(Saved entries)

┌──

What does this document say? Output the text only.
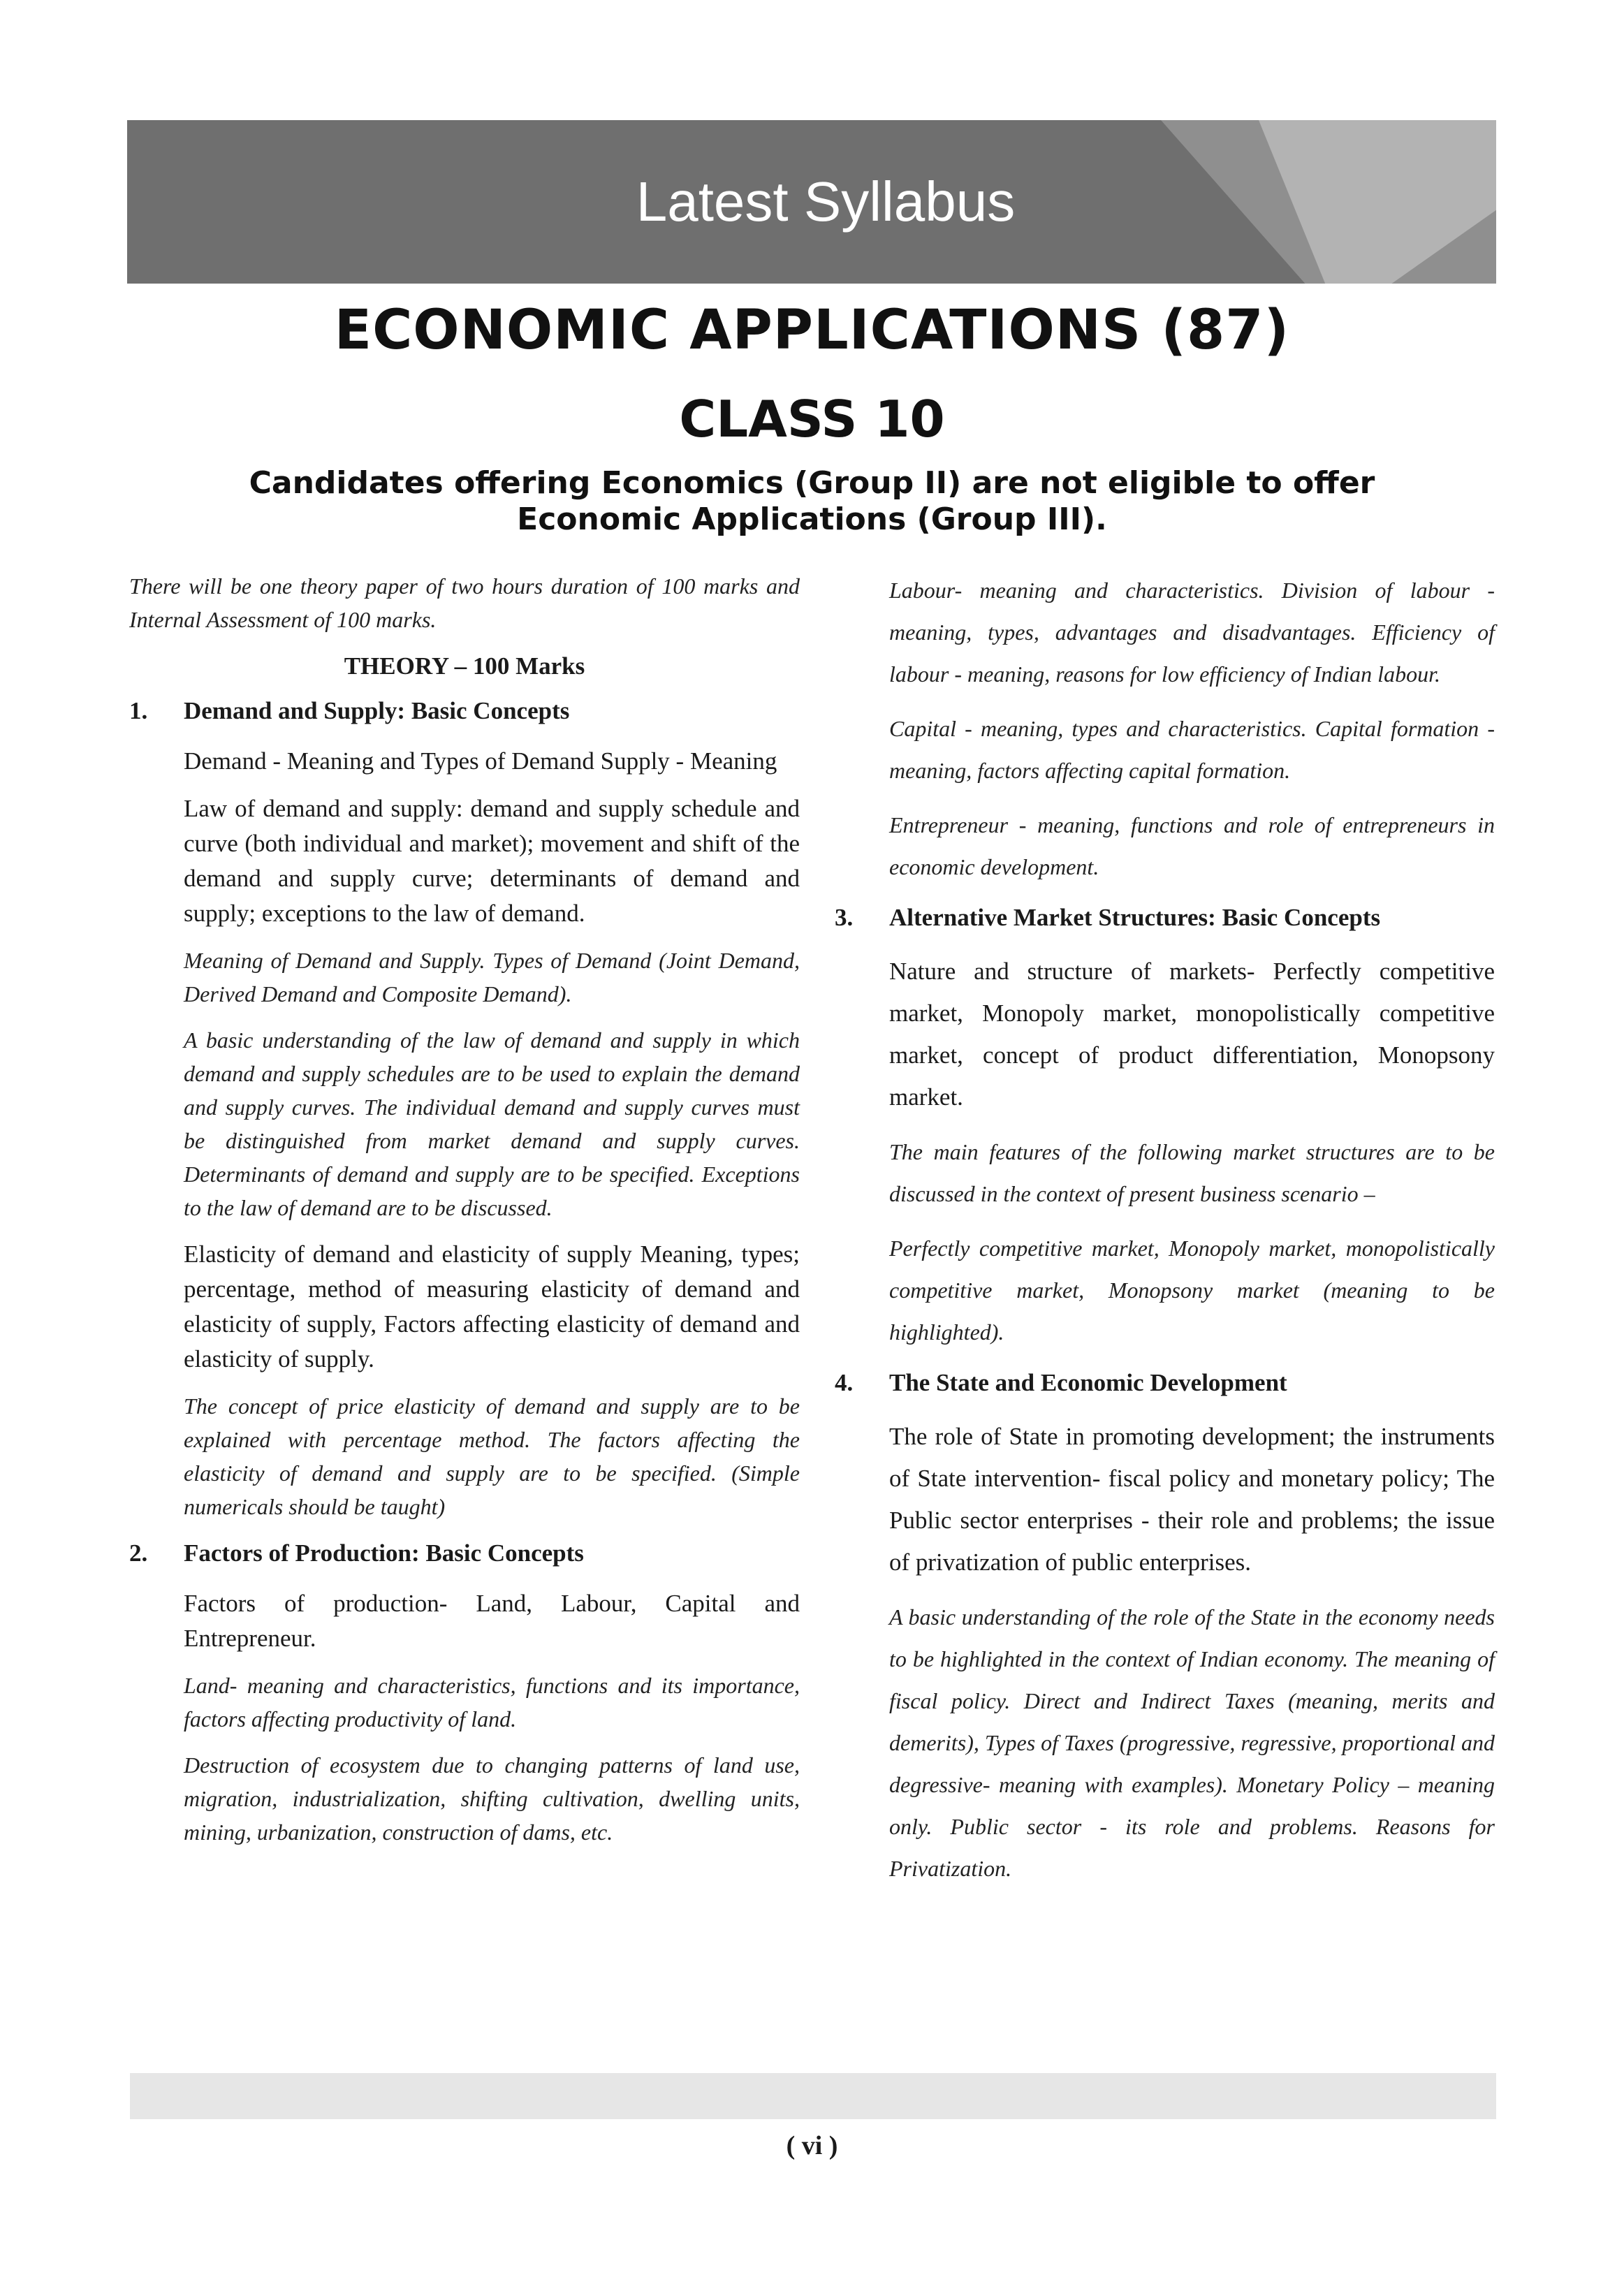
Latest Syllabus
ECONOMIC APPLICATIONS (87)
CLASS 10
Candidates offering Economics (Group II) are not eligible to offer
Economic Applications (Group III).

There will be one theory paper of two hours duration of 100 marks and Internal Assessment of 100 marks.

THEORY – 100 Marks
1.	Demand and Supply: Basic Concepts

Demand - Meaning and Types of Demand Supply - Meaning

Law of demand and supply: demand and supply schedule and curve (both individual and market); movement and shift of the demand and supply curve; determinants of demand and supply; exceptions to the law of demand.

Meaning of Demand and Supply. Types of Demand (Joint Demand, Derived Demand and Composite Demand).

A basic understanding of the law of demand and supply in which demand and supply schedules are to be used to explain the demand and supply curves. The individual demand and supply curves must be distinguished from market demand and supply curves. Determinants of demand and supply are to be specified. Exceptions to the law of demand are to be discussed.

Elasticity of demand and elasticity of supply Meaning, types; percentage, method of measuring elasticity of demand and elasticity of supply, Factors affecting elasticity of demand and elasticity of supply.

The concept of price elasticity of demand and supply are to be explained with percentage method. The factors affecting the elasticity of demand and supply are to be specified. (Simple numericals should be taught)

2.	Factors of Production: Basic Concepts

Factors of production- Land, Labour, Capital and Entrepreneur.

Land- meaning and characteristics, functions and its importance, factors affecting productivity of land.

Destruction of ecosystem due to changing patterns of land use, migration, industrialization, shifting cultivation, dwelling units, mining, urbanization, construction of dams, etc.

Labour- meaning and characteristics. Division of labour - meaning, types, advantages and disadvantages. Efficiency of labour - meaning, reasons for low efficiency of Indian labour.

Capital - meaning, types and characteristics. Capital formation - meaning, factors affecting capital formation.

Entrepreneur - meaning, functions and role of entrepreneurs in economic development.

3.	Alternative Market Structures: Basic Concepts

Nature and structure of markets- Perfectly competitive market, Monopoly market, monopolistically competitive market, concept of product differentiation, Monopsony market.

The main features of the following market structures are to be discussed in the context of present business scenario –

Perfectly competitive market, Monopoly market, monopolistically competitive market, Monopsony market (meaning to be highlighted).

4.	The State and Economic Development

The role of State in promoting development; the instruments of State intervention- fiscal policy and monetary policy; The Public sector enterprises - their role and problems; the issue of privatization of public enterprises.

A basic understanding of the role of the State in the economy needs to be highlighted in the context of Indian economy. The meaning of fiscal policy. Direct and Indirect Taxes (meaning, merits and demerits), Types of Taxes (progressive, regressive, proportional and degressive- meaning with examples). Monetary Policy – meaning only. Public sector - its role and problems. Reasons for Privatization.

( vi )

└──

§ The task: Retype each entry precisely. Skip images entirely.

§ Solution for this exercise:
What does this document say? Output the text only.
Latest Syllabus
ECONOMIC APPLICATIONS (87)
CLASS 10
Candidates offering Economics (Group II) are not eligible to offer
Economic Applications (Group III).

There will be one theory paper of two hours duration of 100 marks and Internal Assessment of 100 marks.

THEORY – 100 Marks
1.	Demand and Supply: Basic Concepts

Demand - Meaning and Types of Demand Supply - Meaning

Law of demand and supply: demand and supply schedule and curve (both individual and market); movement and shift of the demand and supply curve; determinants of demand and supply; exceptions to the law of demand.

Meaning of Demand and Supply. Types of Demand (Joint Demand, Derived Demand and Composite Demand).

A basic understanding of the law of demand and supply in which demand and supply schedules are to be used to explain the demand and supply curves. The individual demand and supply curves must be distinguished from market demand and supply curves. Determinants of demand and supply are to be specified. Exceptions to the law of demand are to be discussed.

Elasticity of demand and elasticity of supply Meaning, types; percentage, method of measuring elasticity of demand and elasticity of supply, Factors affecting elasticity of demand and elasticity of supply.

The concept of price elasticity of demand and supply are to be explained with percentage method. The factors affecting the elasticity of demand and supply are to be specified. (Simple numericals should be taught)

2.	Factors of Production: Basic Concepts

Factors of production- Land, Labour, Capital and Entrepreneur.

Land- meaning and characteristics, functions and its importance, factors affecting productivity of land.

Destruction of ecosystem due to changing patterns of land use, migration, industrialization, shifting cultivation, dwelling units, mining, urbanization, construction of dams, etc.

Labour- meaning and characteristics. Division of labour - meaning, types, advantages and disadvantages. Efficiency of labour - meaning, reasons for low efficiency of Indian labour.

Capital - meaning, types and characteristics. Capital formation - meaning, factors affecting capital formation.

Entrepreneur - meaning, functions and role of entrepreneurs in economic development.

3.	Alternative Market Structures: Basic Concepts

Nature and structure of markets- Perfectly competitive market, Monopoly market, monopolistically competitive market, concept of product differentiation, Monopsony market.

The main features of the following market structures are to be discussed in the context of present business scenario –

Perfectly competitive market, Monopoly market, monopolistically competitive market, Monopsony market (meaning to be highlighted).

4.	The State and Economic Development

The role of State in promoting development; the instruments of State intervention- fiscal policy and monetary policy; The Public sector enterprises - their role and problems; the issue of privatization of public enterprises.

A basic understanding of the role of the State in the economy needs to be highlighted in the context of Indian economy. The meaning of fiscal policy. Direct and Indirect Taxes (meaning, merits and demerits), Types of Taxes (progressive, regressive, proportional and degressive- meaning with examples). Monetary Policy – meaning only. Public sector - its role and problems. Reasons for Privatization.

( vi )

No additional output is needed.